START Text segment
559.Maximum Depth of N-ary Tree¶
Tags: Easy
Tree
Links: https://leetcode.com/problems/maximum-depth-of-n-ary-tree/
Given a n-ary tree, find its maximum depth.
The maximum depth is the number of nodes along the longest path from the root node down to the farthest leaf node.
Nary-Tree input serialization is represented in their level order traversal, each group of children is separated by the null value (See examples).
Example 1:
Input: root = [1,null,3,2,4,null,5,6]
Output: 3
Example 2:
Input: root = [1,null,2,3,4,5,null,null,6,7,null,8,null,9,10,null,null,11,null,12,null,13,null,null,14]
Output: 5
Constraints:
- The depth of the n-ary tree is less than or equal to
1000
. - The total number of nodes is between
[0, 10^4]
.
/*
// Definition for a Node.
class Node {
public:
int val;
vector<Node*> children;
Node() {}
Node(int _val) {
val = _val;
}
Node(int _val, vector<Node*> _children) {
val = _val;
children = _children;
}
};
*/
class Solution {
public:
int maxDepth(Node* root) {
std::ios_base::sync_with_stdio(false);
cin.tie(NULL);
cout.tie(NULL);
if (!root) return 0;
auto &v = root -> children;
int res = 0;
for (auto e : v) {
res = max(res, maxDepth(e));
}
return 1 + res;
}
};
迭代解法:
/*
// Definition for a Node.
END Text segment
#### [Stated goal A]
Quote the N-ary tree depth page above word for word, from beginning to end.
#### [Stated goal B]
From the entries below, print the lines starting with the one containing "slice-image [809,135,1193,519]" and going on through the one containing "Identify all the", both included and copied exactly.
START Records
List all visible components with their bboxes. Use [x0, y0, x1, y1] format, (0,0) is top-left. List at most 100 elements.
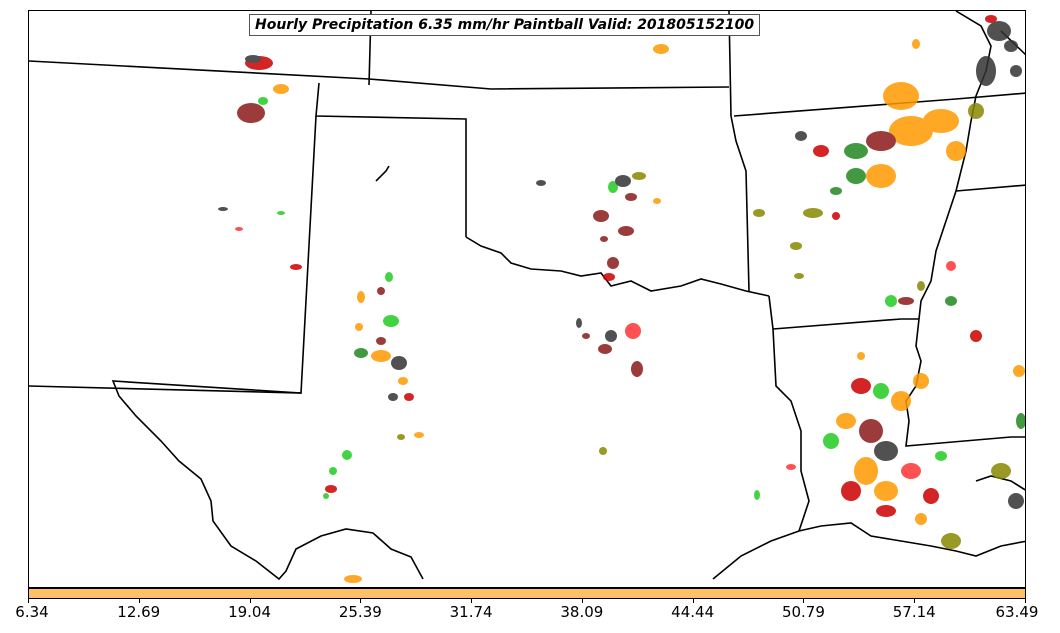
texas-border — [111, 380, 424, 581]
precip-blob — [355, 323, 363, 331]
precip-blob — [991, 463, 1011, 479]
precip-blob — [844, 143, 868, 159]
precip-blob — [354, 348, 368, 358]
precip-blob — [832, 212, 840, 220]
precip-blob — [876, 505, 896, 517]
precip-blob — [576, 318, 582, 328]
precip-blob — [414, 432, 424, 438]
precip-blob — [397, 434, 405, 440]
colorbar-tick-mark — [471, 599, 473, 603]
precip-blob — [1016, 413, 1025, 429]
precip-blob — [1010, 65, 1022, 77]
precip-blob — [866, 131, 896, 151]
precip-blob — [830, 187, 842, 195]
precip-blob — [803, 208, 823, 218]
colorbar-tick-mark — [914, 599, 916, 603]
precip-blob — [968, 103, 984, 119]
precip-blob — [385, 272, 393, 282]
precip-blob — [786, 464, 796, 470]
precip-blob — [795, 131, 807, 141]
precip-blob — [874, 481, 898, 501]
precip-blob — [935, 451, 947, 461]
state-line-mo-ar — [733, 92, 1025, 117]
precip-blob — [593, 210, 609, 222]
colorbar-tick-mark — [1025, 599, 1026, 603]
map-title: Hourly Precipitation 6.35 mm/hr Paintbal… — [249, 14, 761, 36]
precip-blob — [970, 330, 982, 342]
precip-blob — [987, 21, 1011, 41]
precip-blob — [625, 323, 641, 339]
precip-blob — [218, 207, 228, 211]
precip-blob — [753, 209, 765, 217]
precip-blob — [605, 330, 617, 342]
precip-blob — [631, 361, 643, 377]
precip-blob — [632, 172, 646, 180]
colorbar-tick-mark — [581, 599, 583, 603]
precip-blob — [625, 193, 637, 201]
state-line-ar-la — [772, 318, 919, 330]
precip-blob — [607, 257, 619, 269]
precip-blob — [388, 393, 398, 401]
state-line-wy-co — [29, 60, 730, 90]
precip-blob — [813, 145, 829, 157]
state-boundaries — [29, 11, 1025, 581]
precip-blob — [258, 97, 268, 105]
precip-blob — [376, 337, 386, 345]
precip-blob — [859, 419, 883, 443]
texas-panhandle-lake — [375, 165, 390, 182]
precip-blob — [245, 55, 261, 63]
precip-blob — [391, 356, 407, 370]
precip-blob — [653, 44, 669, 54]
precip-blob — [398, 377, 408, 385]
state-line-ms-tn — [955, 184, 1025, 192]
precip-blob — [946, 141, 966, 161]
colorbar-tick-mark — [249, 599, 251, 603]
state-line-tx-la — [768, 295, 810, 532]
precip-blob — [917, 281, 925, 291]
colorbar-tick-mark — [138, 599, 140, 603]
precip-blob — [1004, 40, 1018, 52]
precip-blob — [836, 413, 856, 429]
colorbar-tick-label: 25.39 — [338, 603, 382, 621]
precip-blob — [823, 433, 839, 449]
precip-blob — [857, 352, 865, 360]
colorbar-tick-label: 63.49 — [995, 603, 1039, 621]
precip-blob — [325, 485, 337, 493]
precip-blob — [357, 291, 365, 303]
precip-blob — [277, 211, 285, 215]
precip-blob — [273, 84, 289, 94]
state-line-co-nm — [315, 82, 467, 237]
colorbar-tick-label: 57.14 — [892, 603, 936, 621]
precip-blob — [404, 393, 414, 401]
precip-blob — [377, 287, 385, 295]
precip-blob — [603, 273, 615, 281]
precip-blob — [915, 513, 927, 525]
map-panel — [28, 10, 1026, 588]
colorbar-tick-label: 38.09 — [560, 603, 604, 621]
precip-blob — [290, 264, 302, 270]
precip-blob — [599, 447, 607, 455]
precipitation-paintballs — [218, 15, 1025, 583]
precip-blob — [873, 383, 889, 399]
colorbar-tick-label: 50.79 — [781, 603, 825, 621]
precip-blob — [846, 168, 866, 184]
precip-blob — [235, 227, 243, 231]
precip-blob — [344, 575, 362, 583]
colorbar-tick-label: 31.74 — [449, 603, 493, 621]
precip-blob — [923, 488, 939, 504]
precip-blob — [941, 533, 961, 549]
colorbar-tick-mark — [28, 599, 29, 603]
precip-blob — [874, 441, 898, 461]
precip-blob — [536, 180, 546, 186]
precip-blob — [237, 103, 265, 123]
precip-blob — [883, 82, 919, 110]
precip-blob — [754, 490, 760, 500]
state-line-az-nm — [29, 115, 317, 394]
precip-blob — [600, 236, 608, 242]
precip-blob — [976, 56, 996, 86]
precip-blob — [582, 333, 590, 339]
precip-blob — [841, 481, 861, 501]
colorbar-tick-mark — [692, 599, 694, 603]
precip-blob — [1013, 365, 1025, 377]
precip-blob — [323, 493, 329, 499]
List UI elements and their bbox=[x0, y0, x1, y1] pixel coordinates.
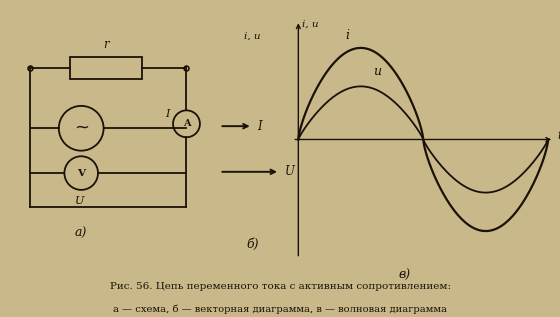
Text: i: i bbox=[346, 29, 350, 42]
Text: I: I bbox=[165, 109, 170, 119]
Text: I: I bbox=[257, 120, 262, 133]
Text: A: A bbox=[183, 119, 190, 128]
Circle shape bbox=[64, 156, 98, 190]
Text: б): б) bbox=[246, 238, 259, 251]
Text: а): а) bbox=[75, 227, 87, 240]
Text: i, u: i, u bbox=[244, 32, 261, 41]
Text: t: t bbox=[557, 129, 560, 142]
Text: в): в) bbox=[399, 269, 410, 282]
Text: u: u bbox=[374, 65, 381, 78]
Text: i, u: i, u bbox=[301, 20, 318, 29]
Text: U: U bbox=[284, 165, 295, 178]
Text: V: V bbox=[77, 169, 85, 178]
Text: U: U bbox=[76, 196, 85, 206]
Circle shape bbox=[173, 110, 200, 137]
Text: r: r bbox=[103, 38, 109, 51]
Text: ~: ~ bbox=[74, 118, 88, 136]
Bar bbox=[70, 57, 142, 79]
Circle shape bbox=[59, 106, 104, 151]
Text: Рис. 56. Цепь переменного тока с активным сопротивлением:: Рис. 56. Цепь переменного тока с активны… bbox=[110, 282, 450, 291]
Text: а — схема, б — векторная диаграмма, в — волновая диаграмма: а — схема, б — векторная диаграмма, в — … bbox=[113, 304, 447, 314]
END Records
START Records
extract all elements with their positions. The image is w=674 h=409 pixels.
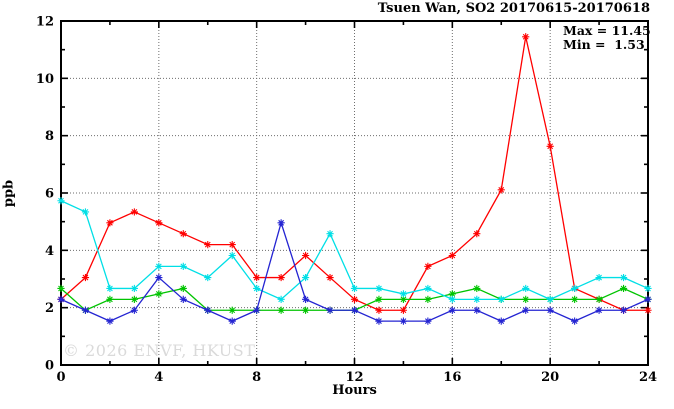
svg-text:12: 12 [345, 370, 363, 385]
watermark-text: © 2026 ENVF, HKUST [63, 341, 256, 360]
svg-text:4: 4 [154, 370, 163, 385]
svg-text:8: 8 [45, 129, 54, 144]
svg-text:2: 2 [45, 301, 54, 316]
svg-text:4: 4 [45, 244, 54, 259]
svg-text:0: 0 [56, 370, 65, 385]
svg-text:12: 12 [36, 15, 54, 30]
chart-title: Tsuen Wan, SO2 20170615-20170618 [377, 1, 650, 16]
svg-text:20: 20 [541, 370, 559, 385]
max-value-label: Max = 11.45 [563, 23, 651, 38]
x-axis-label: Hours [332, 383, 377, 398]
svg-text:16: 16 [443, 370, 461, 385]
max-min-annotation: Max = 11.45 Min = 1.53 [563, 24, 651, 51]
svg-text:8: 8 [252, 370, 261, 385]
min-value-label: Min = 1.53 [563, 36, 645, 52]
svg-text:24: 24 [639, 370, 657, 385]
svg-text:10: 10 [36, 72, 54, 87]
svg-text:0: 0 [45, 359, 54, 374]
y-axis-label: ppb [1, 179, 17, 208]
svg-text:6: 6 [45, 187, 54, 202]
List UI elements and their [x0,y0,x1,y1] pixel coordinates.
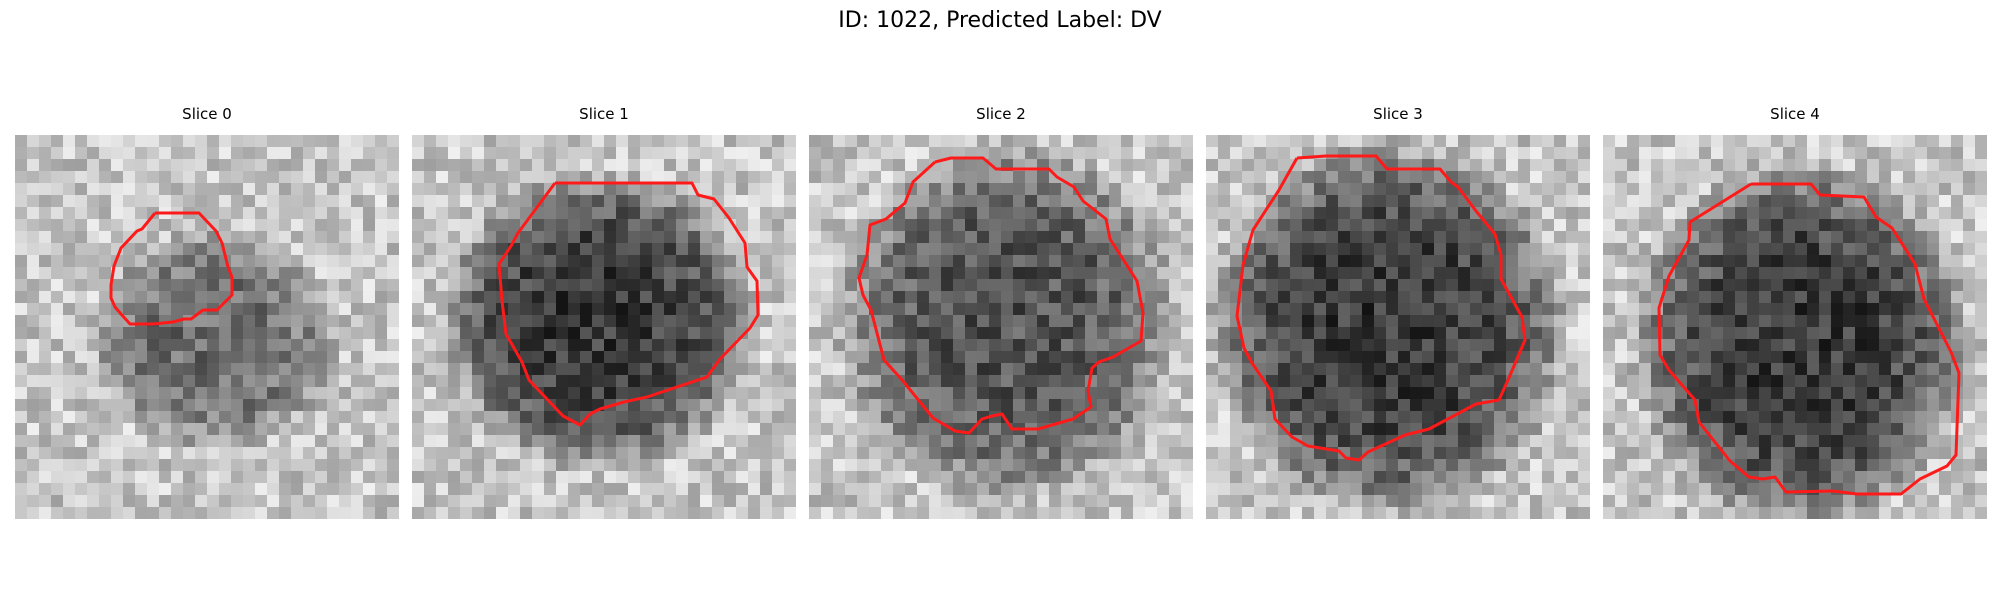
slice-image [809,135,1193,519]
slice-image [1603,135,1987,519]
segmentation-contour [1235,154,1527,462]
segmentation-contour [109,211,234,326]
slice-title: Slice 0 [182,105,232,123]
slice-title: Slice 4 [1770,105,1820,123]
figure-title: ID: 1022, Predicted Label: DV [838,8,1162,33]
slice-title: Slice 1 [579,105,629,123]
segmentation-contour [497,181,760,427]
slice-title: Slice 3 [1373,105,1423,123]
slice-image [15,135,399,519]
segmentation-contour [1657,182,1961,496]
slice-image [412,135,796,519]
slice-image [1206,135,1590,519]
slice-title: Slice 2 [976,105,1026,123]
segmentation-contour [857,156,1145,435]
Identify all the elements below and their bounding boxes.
END Records
START Records
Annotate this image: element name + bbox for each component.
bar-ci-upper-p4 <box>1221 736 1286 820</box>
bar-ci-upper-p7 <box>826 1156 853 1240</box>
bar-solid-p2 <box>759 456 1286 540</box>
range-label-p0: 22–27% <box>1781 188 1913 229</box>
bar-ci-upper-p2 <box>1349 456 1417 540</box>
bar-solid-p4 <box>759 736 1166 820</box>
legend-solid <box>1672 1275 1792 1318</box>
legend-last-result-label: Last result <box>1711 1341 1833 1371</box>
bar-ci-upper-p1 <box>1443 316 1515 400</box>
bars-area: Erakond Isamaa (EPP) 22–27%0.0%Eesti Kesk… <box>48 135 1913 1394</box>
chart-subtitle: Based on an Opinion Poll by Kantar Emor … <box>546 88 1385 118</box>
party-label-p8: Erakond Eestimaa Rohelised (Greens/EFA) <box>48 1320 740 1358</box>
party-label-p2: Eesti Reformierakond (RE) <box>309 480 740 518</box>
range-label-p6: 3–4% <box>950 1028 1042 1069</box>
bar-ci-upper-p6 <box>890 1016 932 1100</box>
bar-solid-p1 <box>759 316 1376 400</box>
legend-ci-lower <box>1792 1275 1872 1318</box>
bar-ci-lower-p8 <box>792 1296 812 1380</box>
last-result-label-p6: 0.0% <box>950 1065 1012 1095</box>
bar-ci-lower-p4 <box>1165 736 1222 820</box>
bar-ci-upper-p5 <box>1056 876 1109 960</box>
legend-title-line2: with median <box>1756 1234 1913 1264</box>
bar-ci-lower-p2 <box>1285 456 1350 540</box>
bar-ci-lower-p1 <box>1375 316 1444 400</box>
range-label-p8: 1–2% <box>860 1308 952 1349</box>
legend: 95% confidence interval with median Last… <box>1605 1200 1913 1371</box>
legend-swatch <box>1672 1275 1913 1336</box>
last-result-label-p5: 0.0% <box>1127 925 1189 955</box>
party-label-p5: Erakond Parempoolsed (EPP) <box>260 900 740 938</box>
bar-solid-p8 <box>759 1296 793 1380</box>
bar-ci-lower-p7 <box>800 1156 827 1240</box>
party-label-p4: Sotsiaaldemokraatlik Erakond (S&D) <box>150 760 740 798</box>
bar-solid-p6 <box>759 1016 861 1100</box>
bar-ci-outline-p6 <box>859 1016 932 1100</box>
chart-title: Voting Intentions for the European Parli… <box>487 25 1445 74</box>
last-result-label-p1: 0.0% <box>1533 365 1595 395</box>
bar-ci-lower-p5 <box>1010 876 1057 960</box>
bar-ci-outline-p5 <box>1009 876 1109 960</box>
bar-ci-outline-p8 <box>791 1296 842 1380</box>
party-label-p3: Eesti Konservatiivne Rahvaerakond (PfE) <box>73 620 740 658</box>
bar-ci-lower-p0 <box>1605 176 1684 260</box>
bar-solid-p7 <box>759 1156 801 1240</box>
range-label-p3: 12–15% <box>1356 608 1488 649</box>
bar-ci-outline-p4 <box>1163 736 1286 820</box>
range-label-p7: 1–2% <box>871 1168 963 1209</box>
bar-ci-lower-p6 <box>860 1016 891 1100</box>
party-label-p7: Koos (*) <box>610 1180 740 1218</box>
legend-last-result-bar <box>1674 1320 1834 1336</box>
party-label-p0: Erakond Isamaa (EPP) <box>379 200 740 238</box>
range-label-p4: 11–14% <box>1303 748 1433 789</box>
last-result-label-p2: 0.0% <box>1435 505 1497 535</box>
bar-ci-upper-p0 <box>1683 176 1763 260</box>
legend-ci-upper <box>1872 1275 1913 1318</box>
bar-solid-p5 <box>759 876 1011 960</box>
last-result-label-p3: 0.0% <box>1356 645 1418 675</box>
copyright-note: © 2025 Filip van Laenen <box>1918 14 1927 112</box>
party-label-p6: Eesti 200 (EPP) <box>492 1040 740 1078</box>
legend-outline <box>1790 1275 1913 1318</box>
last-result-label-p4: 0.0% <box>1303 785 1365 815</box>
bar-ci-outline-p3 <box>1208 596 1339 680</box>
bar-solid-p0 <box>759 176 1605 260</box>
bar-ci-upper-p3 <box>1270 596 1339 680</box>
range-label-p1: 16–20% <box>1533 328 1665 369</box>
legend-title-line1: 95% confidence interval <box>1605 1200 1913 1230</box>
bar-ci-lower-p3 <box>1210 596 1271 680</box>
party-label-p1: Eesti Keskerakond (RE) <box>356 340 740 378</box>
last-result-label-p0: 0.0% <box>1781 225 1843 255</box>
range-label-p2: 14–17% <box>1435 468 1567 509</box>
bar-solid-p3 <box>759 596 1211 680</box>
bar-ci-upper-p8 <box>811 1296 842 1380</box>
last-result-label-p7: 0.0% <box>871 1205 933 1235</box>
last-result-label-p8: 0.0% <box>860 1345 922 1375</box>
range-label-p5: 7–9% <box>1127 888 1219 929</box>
END Records
#### [Output A]
559.Maximum Depth of N-ary Tree¶
Tags: Easy
Tree
Links: https://leetcode.com/problems/maximum-depth-of-n-ary-tree/
Given a n-ary tree, find its maximum depth.
The maximum depth is the number of nodes along the longest path from the root node down to the farthest leaf node.
Nary-Tree input serialization is represented in their level order traversal, each group of children is separated by the null value (See examples).
Example 1:
Input: root = [1,null,3,2,4,null,5,6]
Output: 3
Example 2:
Input: root = [1,null,2,3,4,5,null,null,6,7,null,8,null,9,10,null,null,11,null,12,null,13,null,null,14]
Output: 5
Constraints:
- The depth of the n-ary tree is less than or equal to
1000
. - The total number of nodes is between
[0, 10^4]
.
/*
// Definition for a Node.
class Node {
public:
int val;
vector<Node*> children;
Node() {}
Node(int _val) {
val = _val;
}
Node(int _val, vector<Node*> _children) {
val = _val;
children = _children;
}
};
*/
class Solution {
public:
int maxDepth(Node* root) {
std::ios_base::sync_with_stdio(false);
cin.tie(NULL);
cout.tie(NULL);
if (!root) return 0;
auto &v = root -> children;
int res = 0;
for (auto e : v) {
res = max(res, maxDepth(e));
}
return 1 + res;
}
};
迭代解法:
/*
// Definition for a Node.

#### [Output B]
slice-image [809,135,1193,519]
slice-image [1603,135,1987,519]
segmentation-contour [1235,154,1527,462]
segmentation-contour [109,211,234,326]
slice-title: Slice 0 [182,105,232,123]
slice-title: Slice 4 [1770,105,1820,123]
figure-title: ID: 1022, Predicted Label: DV [838,8,1162,33]
slice-title: Slice 1 [579,105,629,123]
segmentation-contour [497,181,760,427]
slice-title: Slice 3 [1373,105,1423,123]
slice-image [15,135,399,519]
segmentation-contour [1657,182,1961,496]
slice-image [412,135,796,519]
slice-image [1206,135,1590,519]
slice-title: Slice 2 [976,105,1026,123]
segmentation-contour [857,156,1145,435]
Identify all the elements below and their bounding boxes.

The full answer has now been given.